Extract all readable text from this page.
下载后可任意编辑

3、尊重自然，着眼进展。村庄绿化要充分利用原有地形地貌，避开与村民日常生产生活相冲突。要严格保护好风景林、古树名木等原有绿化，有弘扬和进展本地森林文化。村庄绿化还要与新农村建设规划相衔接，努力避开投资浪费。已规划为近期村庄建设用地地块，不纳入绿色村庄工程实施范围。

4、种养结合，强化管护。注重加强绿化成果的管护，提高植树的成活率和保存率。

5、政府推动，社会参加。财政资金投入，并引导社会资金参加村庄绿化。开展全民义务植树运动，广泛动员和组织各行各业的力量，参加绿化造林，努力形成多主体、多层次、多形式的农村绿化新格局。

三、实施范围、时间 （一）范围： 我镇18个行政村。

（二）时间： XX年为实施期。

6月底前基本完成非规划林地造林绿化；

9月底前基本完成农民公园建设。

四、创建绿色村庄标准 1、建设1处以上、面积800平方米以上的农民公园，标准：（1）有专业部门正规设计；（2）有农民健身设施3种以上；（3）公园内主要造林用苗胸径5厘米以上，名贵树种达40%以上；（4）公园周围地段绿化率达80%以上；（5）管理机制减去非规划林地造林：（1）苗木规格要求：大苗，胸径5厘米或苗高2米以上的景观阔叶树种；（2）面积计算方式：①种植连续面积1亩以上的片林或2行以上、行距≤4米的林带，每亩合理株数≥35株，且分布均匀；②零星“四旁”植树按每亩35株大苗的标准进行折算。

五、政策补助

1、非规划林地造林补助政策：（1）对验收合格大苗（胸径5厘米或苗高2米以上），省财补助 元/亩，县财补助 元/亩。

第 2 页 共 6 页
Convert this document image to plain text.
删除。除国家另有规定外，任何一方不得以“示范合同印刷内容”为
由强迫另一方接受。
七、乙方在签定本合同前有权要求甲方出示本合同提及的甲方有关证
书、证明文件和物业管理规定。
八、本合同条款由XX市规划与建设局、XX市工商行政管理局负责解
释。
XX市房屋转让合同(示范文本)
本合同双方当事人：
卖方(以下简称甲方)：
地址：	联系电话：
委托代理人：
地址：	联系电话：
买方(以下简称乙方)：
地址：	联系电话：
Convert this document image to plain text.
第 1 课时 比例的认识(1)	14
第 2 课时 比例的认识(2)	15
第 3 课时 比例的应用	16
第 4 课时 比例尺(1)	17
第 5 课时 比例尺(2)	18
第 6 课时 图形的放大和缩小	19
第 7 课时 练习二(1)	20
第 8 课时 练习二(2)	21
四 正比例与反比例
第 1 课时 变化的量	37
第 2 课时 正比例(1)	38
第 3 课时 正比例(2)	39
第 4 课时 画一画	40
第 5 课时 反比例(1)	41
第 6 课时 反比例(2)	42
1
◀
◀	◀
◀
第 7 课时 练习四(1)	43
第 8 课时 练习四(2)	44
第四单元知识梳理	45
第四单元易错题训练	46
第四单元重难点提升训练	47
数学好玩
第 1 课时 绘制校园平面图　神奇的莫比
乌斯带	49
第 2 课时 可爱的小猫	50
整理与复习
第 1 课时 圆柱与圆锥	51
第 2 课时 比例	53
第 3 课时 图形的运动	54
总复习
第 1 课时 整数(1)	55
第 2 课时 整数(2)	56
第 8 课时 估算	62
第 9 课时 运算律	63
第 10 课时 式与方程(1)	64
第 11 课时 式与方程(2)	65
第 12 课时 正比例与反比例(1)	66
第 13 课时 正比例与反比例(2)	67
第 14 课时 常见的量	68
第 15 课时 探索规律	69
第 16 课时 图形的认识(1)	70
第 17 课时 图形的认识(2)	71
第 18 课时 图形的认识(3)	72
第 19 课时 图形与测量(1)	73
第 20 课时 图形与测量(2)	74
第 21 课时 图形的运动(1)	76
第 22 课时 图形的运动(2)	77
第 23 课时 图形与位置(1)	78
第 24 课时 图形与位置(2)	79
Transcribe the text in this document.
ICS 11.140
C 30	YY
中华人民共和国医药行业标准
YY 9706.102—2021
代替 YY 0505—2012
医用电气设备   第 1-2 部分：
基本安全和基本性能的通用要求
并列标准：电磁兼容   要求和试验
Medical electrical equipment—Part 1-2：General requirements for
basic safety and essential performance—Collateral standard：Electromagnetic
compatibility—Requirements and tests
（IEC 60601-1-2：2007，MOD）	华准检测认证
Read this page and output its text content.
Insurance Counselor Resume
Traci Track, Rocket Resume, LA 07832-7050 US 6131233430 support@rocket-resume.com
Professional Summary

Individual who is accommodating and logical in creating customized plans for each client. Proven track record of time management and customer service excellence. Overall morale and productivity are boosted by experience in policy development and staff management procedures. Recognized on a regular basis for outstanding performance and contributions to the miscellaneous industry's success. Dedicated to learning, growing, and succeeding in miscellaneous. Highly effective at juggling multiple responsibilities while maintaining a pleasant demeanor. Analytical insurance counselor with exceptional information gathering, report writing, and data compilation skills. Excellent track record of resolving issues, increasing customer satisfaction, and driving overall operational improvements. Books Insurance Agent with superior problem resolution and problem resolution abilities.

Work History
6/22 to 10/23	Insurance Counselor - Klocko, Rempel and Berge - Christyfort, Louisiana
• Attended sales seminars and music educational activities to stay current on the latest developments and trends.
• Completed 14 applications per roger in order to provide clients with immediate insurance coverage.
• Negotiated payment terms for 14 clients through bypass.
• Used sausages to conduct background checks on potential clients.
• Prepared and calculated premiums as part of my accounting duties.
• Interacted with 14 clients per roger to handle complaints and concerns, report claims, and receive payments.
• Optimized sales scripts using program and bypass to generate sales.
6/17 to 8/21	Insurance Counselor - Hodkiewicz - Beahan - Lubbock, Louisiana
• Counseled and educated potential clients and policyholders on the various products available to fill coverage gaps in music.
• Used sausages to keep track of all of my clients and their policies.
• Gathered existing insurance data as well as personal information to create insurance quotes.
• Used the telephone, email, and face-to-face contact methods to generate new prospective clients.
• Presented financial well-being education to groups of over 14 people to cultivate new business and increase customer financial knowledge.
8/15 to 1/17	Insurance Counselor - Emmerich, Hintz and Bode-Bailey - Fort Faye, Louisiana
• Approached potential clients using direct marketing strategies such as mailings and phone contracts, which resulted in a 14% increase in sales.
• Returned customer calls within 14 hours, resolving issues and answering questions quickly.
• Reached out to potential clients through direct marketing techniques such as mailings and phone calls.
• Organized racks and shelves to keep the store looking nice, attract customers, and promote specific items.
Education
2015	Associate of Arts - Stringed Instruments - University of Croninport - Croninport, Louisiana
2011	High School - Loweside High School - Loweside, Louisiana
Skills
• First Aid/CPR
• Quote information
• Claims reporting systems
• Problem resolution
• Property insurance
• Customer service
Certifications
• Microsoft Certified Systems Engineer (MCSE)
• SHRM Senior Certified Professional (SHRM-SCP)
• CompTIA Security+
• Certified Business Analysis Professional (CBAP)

▶ _TASK BRIEF_: Extract every entry in the listing word for word.

▶ _OUTPUT_:
Extract all readable text from this page.
下载后可任意编辑

3、尊重自然，着眼进展。村庄绿化要充分利用原有地形地貌，避开与村民日常生产生活相冲突。要严格保护好风景林、古树名木等原有绿化，有弘扬和进展本地森林文化。村庄绿化还要与新农村建设规划相衔接，努力避开投资浪费。已规划为近期村庄建设用地地块，不纳入绿色村庄工程实施范围。

4、种养结合，强化管护。注重加强绿化成果的管护，提高植树的成活率和保存率。

5、政府推动，社会参加。财政资金投入，并引导社会资金参加村庄绿化。开展全民义务植树运动，广泛动员和组织各行各业的力量，参加绿化造林，努力形成多主体、多层次、多形式的农村绿化新格局。

三、实施范围、时间 （一）范围： 我镇18个行政村。

（二）时间： XX年为实施期。

6月底前基本完成非规划林地造林绿化；

9月底前基本完成农民公园建设。

四、创建绿色村庄标准 1、建设1处以上、面积800平方米以上的农民公园，标准：（1）有专业部门正规设计；（2）有农民健身设施3种以上；（3）公园内主要造林用苗胸径5厘米以上，名贵树种达40%以上；（4）公园周围地段绿化率达80%以上；（5）管理机制减去非规划林地造林：（1）苗木规格要求：大苗，胸径5厘米或苗高2米以上的景观阔叶树种；（2）面积计算方式：①种植连续面积1亩以上的片林或2行以上、行距≤4米的林带，每亩合理株数≥35株，且分布均匀；②零星“四旁”植树按每亩35株大苗的标准进行折算。

五、政策补助

1、非规划林地造林补助政策：（1）对验收合格大苗（胸径5厘米或苗高2米以上），省财补助 元/亩，县财补助 元/亩。

第 2 页 共 6 页
Convert this document image to plain text.
删除。除国家另有规定外，任何一方不得以“示范合同印刷内容”为
由强迫另一方接受。
七、乙方在签定本合同前有权要求甲方出示本合同提及的甲方有关证
书、证明文件和物业管理规定。
八、本合同条款由XX市规划与建设局、XX市工商行政管理局负责解
释。
XX市房屋转让合同(示范文本)
本合同双方当事人：
卖方(以下简称甲方)：
地址：	联系电话：
委托代理人：
地址：	联系电话：
买方(以下简称乙方)：
地址：	联系电话：
Convert this document image to plain text.
第 1 课时 比例的认识(1)	14
第 2 课时 比例的认识(2)	15
第 3 课时 比例的应用	16
第 4 课时 比例尺(1)	17
第 5 课时 比例尺(2)	18
第 6 课时 图形的放大和缩小	19
第 7 课时 练习二(1)	20
第 8 课时 练习二(2)	21
四 正比例与反比例
第 1 课时 变化的量	37
第 2 课时 正比例(1)	38
第 3 课时 正比例(2)	39
第 4 课时 画一画	40
第 5 课时 反比例(1)	41
第 6 课时 反比例(2)	42
1
◀
◀	◀
◀
第 7 课时 练习四(1)	43
第 8 课时 练习四(2)	44
第四单元知识梳理	45
第四单元易错题训练	46
第四单元重难点提升训练	47
数学好玩
第 1 课时 绘制校园平面图　神奇的莫比
乌斯带	49
第 2 课时 可爱的小猫	50
整理与复习
第 1 课时 圆柱与圆锥	51
第 2 课时 比例	53
第 3 课时 图形的运动	54
总复习
第 1 课时 整数(1)	55
第 2 课时 整数(2)	56
第 8 课时 估算	62
第 9 课时 运算律	63
第 10 课时 式与方程(1)	64
第 11 课时 式与方程(2)	65
第 12 课时 正比例与反比例(1)	66
第 13 课时 正比例与反比例(2)	67
第 14 课时 常见的量	68
第 15 课时 探索规律	69
第 16 课时 图形的认识(1)	70
第 17 课时 图形的认识(2)	71
第 18 课时 图形的认识(3)	72
第 19 课时 图形与测量(1)	73
第 20 课时 图形与测量(2)	74
第 21 课时 图形的运动(1)	76
第 22 课时 图形的运动(2)	77
第 23 课时 图形与位置(1)	78
第 24 课时 图形与位置(2)	79
Transcribe the text in this document.
ICS 11.140
C 30	YY
中华人民共和国医药行业标准
YY 9706.102—2021
代替 YY 0505—2012
医用电气设备   第 1-2 部分：
基本安全和基本性能的通用要求
并列标准：电磁兼容   要求和试验
Medical electrical equipment—Part 1-2：General requirements for
basic safety and essential performance—Collateral standard：Electromagnetic
compatibility—Requirements and tests
（IEC 60601-1-2：2007，MOD）	华准检测认证
Read this page and output its text content.
Insurance Counselor Resume
Traci Track, Rocket Resume, LA 07832-7050 US 6131233430 support@rocket-resume.com
Professional Summary

Individual who is accommodating and logical in creating customized plans for each client. Proven track record of time management and customer service excellence. Overall morale and productivity are boosted by experience in policy development and staff management procedures. Recognized on a regular basis for outstanding performance and contributions to the miscellaneous industry's success. Dedicated to learning, growing, and succeeding in miscellaneous. Highly effective at juggling multiple responsibilities while maintaining a pleasant demeanor. Analytical insurance counselor with exceptional information gathering, report writing, and data compilation skills. Excellent track record of resolving issues, increasing customer satisfaction, and driving overall operational improvements. Books Insurance Agent with superior problem resolution and problem resolution abilities.

Work History
6/22 to 10/23	Insurance Counselor - Klocko, Rempel and Berge - Christyfort, Louisiana
• Attended sales seminars and music educational activities to stay current on the latest developments and trends.
• Completed 14 applications per roger in order to provide clients with immediate insurance coverage.
• Negotiated payment terms for 14 clients through bypass.
• Used sausages to conduct background checks on potential clients.
• Prepared and calculated premiums as part of my accounting duties.
• Interacted with 14 clients per roger to handle complaints and concerns, report claims, and receive payments.
• Optimized sales scripts using program and bypass to generate sales.
6/17 to 8/21	Insurance Counselor - Hodkiewicz - Beahan - Lubbock, Louisiana
• Counseled and educated potential clients and policyholders on the various products available to fill coverage gaps in music.
• Used sausages to keep track of all of my clients and their policies.
• Gathered existing insurance data as well as personal information to create insurance quotes.
• Used the telephone, email, and face-to-face contact methods to generate new prospective clients.
• Presented financial well-being education to groups of over 14 people to cultivate new business and increase customer financial knowledge.
8/15 to 1/17	Insurance Counselor - Emmerich, Hintz and Bode-Bailey - Fort Faye, Louisiana
• Approached potential clients using direct marketing strategies such as mailings and phone contracts, which resulted in a 14% increase in sales.
• Returned customer calls within 14 hours, resolving issues and answering questions quickly.
• Reached out to potential clients through direct marketing techniques such as mailings and phone calls.
• Organized racks and shelves to keep the store looking nice, attract customers, and promote specific items.
Education
2015	Associate of Arts - Stringed Instruments - University of Croninport - Croninport, Louisiana
2011	High School - Loweside High School - Loweside, Louisiana
Skills
• First Aid/CPR
• Quote information
• Claims reporting systems
• Problem resolution
• Property insurance
• Customer service
Certifications
• Microsoft Certified Systems Engineer (MCSE)
• SHRM Senior Certified Professional (SHRM-SCP)
• CompTIA Security+
• Certified Business Analysis Professional (CBAP)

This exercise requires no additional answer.